Your instructions: Write out the listing below exactly, and omit any images you find in it.

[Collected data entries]
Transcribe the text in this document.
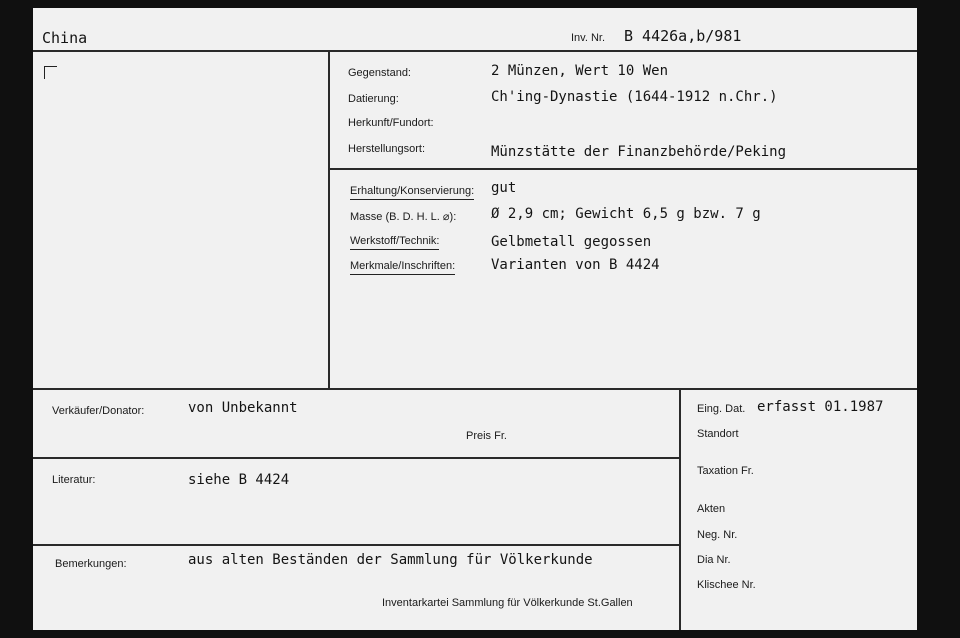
China	Inv. Nr. B 4426a,b/981
Gegenstand:	2 Münzen, Wert 10 Wen
Datierung:	Ch'ing-Dynastie (1644-1912 n.Chr.)
Herkunft/Fundort:
Herstellungsort:	Münzstätte der Finanzbehörde/Peking
Erhaltung/Konservierung: gut
Masse (B. D. H. L. ⌀): Ø 2,9 cm; Gewicht 6,5 g bzw. 7 g
Werkstoff/Technik:	Gelbmetall gegossen
Merkmale/Inschriften:	Varianten von B 4424
Verkäufer/Donator:	von Unbekannt
Preis Fr.
Literatur:	siehe B 4424
Bemerkungen:	aus alten Beständen der Sammlung für Völkerkunde
Inventarkartei Sammlung für Völkerkunde St.Gallen
Eing. Dat. erfasst 01.1987
Standort
Taxation Fr.
Akten
Neg. Nr.
Dia Nr.
Klischee Nr.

Expected output:
Transcribe the text in this document.
China	Inv. Nr. B 4426a,b/981
Gegenstand:	2 Münzen, Wert 10 Wen
Datierung:	Ch'ing-Dynastie (1644-1912 n.Chr.)
Herkunft/Fundort:
Herstellungsort:	Münzstätte der Finanzbehörde/Peking
Erhaltung/Konservierung: gut
Masse (B. D. H. L. ⌀): Ø 2,9 cm; Gewicht 6,5 g bzw. 7 g
Werkstoff/Technik:	Gelbmetall gegossen
Merkmale/Inschriften:	Varianten von B 4424
Verkäufer/Donator:	von Unbekannt
Preis Fr.
Literatur:	siehe B 4424
Bemerkungen:	aus alten Beständen der Sammlung für Völkerkunde
Inventarkartei Sammlung für Völkerkunde St.Gallen
Eing. Dat. erfasst 01.1987
Standort
Taxation Fr.
Akten
Neg. Nr.
Dia Nr.
Klischee Nr.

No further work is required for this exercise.